▸ DATASET ROWS:
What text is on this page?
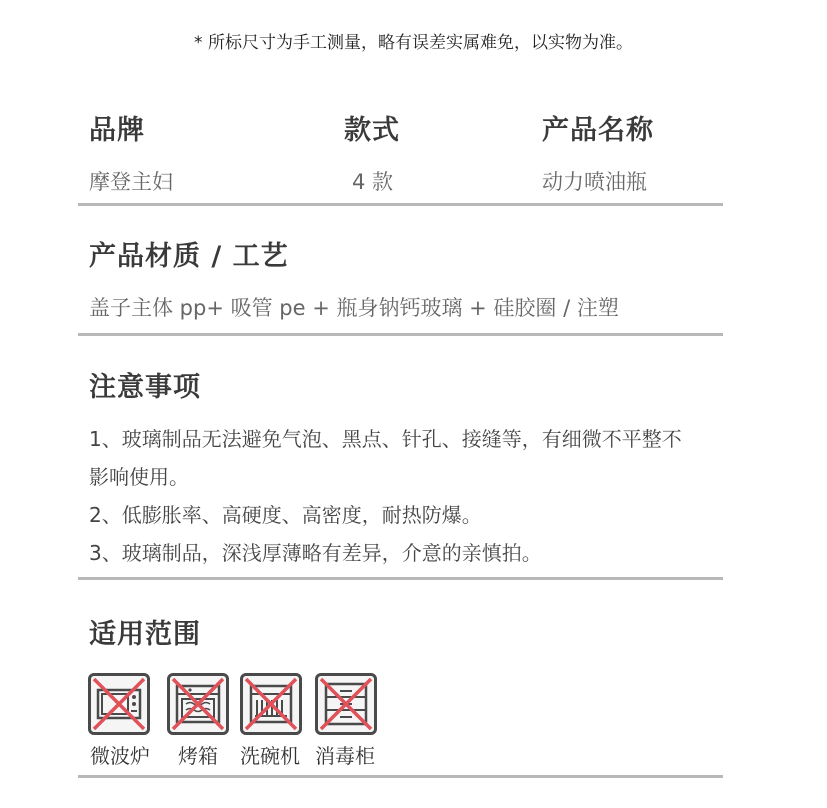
* 所标尺寸为手工测量，略有误差实属难免，以实物为准。
品牌	款式	产品名称
摩登主妇	4 款	动力喷油瓶
产品材质 / 工艺
盖子主体 pp+ 吸管 pe + 瓶身钠钙玻璃 + 硅胶圈 / 注塑
注意事项
1、玻璃制品无法避免气泡、黑点、针孔、接缝等，有细微不平整不
影响使用。
2、低膨胀率、高硬度、高密度，耐热防爆。
3、玻璃制品，深浅厚薄略有差异，介意的亲慎拍。
适用范围
微波炉 烤箱 洗碗机 消毒柜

▸ DIRECTION:
Make an exact copy of the listing above. Do not include the pictures.

▸ THE RESPONSE:
What text is on this page?
* 所标尺寸为手工测量，略有误差实属难免，以实物为准。
品牌	款式	产品名称
摩登主妇	4 款	动力喷油瓶
产品材质 / 工艺
盖子主体 pp+ 吸管 pe + 瓶身钠钙玻璃 + 硅胶圈 / 注塑
注意事项
1、玻璃制品无法避免气泡、黑点、针孔、接缝等，有细微不平整不
影响使用。
2、低膨胀率、高硬度、高密度，耐热防爆。
3、玻璃制品，深浅厚薄略有差异，介意的亲慎拍。
适用范围
微波炉 烤箱 洗碗机 消毒柜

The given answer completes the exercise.